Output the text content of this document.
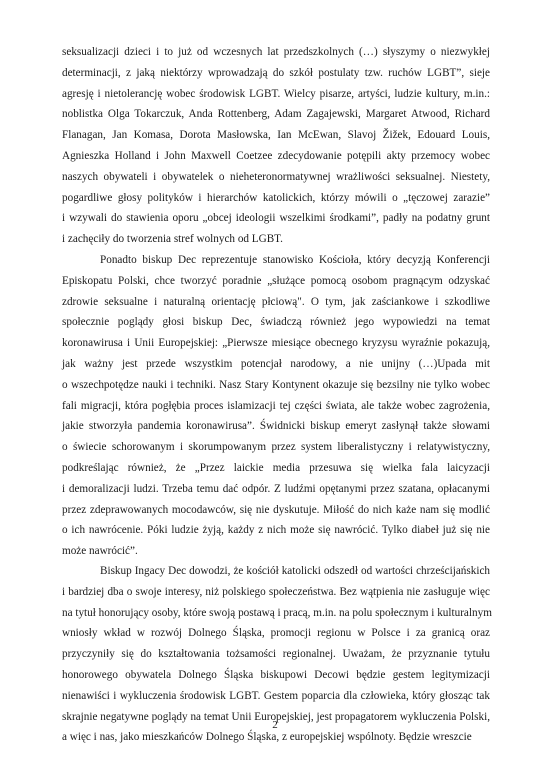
seksualizacji dzieci i to już od wczesnych lat przedszkolnych (…) słyszymy o niezwykłej
determinacji, z jaką niektórzy wprowadzają do szkół postulaty tzw. ruchów LGBT”, sieje
agresję i nietolerancję wobec środowisk LGBT. Wielcy pisarze, artyści, ludzie kultury, m.in.:
noblistka Olga Tokarczuk, Anda Rottenberg, Adam Zagajewski, Margaret Atwood, Richard
Flanagan, Jan Komasa, Dorota Masłowska, Ian McEwan, Slavoj Žižek, Edouard Louis,
Agnieszka Holland i John Maxwell Coetzee zdecydowanie potępili akty przemocy wobec
naszych obywateli i obywatelek o nieheteronormatywnej wrażliwości seksualnej. Niestety,
pogardliwe głosy polityków i hierarchów katolickich, którzy mówili o „tęczowej zarazie”
i wzywali do stawienia oporu „obcej ideologii wszelkimi środkami”, padły na podatny grunt
i zachęciły do tworzenia stref wolnych od LGBT.
Ponadto biskup Dec reprezentuje stanowisko Kościoła, który decyzją Konferencji
Episkopatu Polski, chce tworzyć poradnie „służące pomocą osobom pragnącym odzyskać
zdrowie seksualne i naturalną orientację płciową". O tym, jak zaściankowe i szkodliwe
społecznie poglądy głosi biskup Dec, świadczą również jego wypowiedzi na temat
koronawirusa i Unii Europejskiej: „Pierwsze miesiące obecnego kryzysu wyraźnie pokazują,
jak ważny jest przede wszystkim potencjał narodowy, a nie unijny (…)Upada mit
o wszechpotędze nauki i techniki. Nasz Stary Kontynent okazuje się bezsilny nie tylko wobec
fali migracji, która pogłębia proces islamizacji tej części świata, ale także wobec zagrożenia,
jakie stworzyła pandemia koronawirusa”. Świdnicki biskup emeryt zasłynął także słowami
o świecie schorowanym i skorumpowanym przez system liberalistyczny i relatywistyczny,
podkreślając również, że „Przez laickie media przesuwa się wielka fala laicyzacji
i demoralizacji ludzi. Trzeba temu dać odpór. Z ludźmi opętanymi przez szatana, opłacanymi
przez zdeprawowanych mocodawców, się nie dyskutuje. Miłość do nich każe nam się modlić
o ich nawrócenie. Póki ludzie żyją, każdy z nich może się nawrócić. Tylko diabeł już się nie
może nawrócić”.
Biskup Ingacy Dec dowodzi, że kościół katolicki odszedł od wartości chrześcijańskich
i bardziej dba o swoje interesy, niż polskiego społeczeństwa. Bez wątpienia nie zasługuje więc
na tytuł honorujący osoby, które swoją postawą i pracą, m.in. na polu społecznym i kulturalnym
wniosły wkład w rozwój Dolnego Śląska, promocji regionu w Polsce i za granicą oraz
przyczyniły się do kształtowania tożsamości regionalnej. Uważam, że przyznanie tytułu
honorowego obywatela Dolnego Śląska biskupowi Decowi będzie gestem legitymizacji
nienawiści i wykluczenia środowisk LGBT. Gestem poparcia dla człowieka, który głosząc tak
skrajnie negatywne poglądy na temat Unii Europejskiej, jest propagatorem wykluczenia Polski,
a więc i nas, jako mieszkańców Dolnego Śląska, z europejskiej wspólnoty. Będzie wreszcie
2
──────────────────────────────
#### WHAT YOU SHOULD DO
All of the entries above should be duplicated exactly, except for the pictures.

#### FINAL RESULT
Output the text content of this document.
seksualizacji dzieci i to już od wczesnych lat przedszkolnych (…) słyszymy o niezwykłej
determinacji, z jaką niektórzy wprowadzają do szkół postulaty tzw. ruchów LGBT”, sieje
agresję i nietolerancję wobec środowisk LGBT. Wielcy pisarze, artyści, ludzie kultury, m.in.:
noblistka Olga Tokarczuk, Anda Rottenberg, Adam Zagajewski, Margaret Atwood, Richard
Flanagan, Jan Komasa, Dorota Masłowska, Ian McEwan, Slavoj Žižek, Edouard Louis,
Agnieszka Holland i John Maxwell Coetzee zdecydowanie potępili akty przemocy wobec
naszych obywateli i obywatelek o nieheteronormatywnej wrażliwości seksualnej. Niestety,
pogardliwe głosy polityków i hierarchów katolickich, którzy mówili o „tęczowej zarazie”
i wzywali do stawienia oporu „obcej ideologii wszelkimi środkami”, padły na podatny grunt
i zachęciły do tworzenia stref wolnych od LGBT.
Ponadto biskup Dec reprezentuje stanowisko Kościoła, który decyzją Konferencji
Episkopatu Polski, chce tworzyć poradnie „służące pomocą osobom pragnącym odzyskać
zdrowie seksualne i naturalną orientację płciową". O tym, jak zaściankowe i szkodliwe
społecznie poglądy głosi biskup Dec, świadczą również jego wypowiedzi na temat
koronawirusa i Unii Europejskiej: „Pierwsze miesiące obecnego kryzysu wyraźnie pokazują,
jak ważny jest przede wszystkim potencjał narodowy, a nie unijny (…)Upada mit
o wszechpotędze nauki i techniki. Nasz Stary Kontynent okazuje się bezsilny nie tylko wobec
fali migracji, która pogłębia proces islamizacji tej części świata, ale także wobec zagrożenia,
jakie stworzyła pandemia koronawirusa”. Świdnicki biskup emeryt zasłynął także słowami
o świecie schorowanym i skorumpowanym przez system liberalistyczny i relatywistyczny,
podkreślając również, że „Przez laickie media przesuwa się wielka fala laicyzacji
i demoralizacji ludzi. Trzeba temu dać odpór. Z ludźmi opętanymi przez szatana, opłacanymi
przez zdeprawowanych mocodawców, się nie dyskutuje. Miłość do nich każe nam się modlić
o ich nawrócenie. Póki ludzie żyją, każdy z nich może się nawrócić. Tylko diabeł już się nie
może nawrócić”.
Biskup Ingacy Dec dowodzi, że kościół katolicki odszedł od wartości chrześcijańskich
i bardziej dba o swoje interesy, niż polskiego społeczeństwa. Bez wątpienia nie zasługuje więc
na tytuł honorujący osoby, które swoją postawą i pracą, m.in. na polu społecznym i kulturalnym
wniosły wkład w rozwój Dolnego Śląska, promocji regionu w Polsce i za granicą oraz
przyczyniły się do kształtowania tożsamości regionalnej. Uważam, że przyznanie tytułu
honorowego obywatela Dolnego Śląska biskupowi Decowi będzie gestem legitymizacji
nienawiści i wykluczenia środowisk LGBT. Gestem poparcia dla człowieka, który głosząc tak
skrajnie negatywne poglądy na temat Unii Europejskiej, jest propagatorem wykluczenia Polski,
a więc i nas, jako mieszkańców Dolnego Śląska, z europejskiej wspólnoty. Będzie wreszcie
2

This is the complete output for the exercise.